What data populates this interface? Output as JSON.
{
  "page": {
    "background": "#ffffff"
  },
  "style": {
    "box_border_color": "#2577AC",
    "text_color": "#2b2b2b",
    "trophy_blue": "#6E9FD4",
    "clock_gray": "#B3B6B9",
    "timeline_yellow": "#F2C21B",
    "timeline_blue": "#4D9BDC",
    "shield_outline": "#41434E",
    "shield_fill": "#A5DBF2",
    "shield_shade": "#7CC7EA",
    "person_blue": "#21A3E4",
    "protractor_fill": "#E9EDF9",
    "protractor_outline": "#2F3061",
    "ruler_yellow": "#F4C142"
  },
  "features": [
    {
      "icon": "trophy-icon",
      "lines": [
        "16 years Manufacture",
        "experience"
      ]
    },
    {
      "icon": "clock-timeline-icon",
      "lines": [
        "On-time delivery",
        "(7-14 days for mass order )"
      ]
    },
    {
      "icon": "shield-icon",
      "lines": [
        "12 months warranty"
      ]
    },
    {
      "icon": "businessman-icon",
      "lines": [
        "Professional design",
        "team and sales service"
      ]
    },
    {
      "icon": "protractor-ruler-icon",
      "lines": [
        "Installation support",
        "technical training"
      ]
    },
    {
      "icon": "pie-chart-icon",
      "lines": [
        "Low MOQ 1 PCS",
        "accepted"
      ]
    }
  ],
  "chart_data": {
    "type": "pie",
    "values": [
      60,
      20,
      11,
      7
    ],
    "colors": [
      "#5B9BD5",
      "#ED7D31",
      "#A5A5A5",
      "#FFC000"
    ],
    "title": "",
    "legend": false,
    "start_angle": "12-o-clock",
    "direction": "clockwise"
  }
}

_WRITTEN INSTRUCTION_
Nothing in the data may differ; print all of it exactly as written.

_CORRECT RESPONSE_
What data populates this interface? Output as JSON.
{
  "page": {
    "background": "#ffffff"
  },
  "style": {
    "box_border_color": "#2577AC",
    "text_color": "#2b2b2b",
    "trophy_blue": "#6E9FD4",
    "clock_gray": "#B3B6B9",
    "timeline_yellow": "#F2C21B",
    "timeline_blue": "#4D9BDC",
    "shield_outline": "#41434E",
    "shield_fill": "#A5DBF2",
    "shield_shade": "#7CC7EA",
    "person_blue": "#21A3E4",
    "protractor_fill": "#E9EDF9",
    "protractor_outline": "#2F3061",
    "ruler_yellow": "#F4C142"
  },
  "features": [
    {
      "icon": "trophy-icon",
      "lines": [
        "16 years Manufacture",
        "experience"
      ]
    },
    {
      "icon": "clock-timeline-icon",
      "lines": [
        "On-time delivery",
        "(7-14 days for mass order )"
      ]
    },
    {
      "icon": "shield-icon",
      "lines": [
        "12 months warranty"
      ]
    },
    {
      "icon": "businessman-icon",
      "lines": [
        "Professional design",
        "team and sales service"
      ]
    },
    {
      "icon": "protractor-ruler-icon",
      "lines": [
        "Installation support",
        "technical training"
      ]
    },
    {
      "icon": "pie-chart-icon",
      "lines": [
        "Low MOQ 1 PCS",
        "accepted"
      ]
    }
  ],
  "chart_data": {
    "type": "pie",
    "values": [
      60,
      20,
      11,
      7
    ],
    "colors": [
      "#5B9BD5",
      "#ED7D31",
      "#A5A5A5",
      "#FFC000"
    ],
    "title": "",
    "legend": false,
    "start_angle": "12-o-clock",
    "direction": "clockwise"
  }
}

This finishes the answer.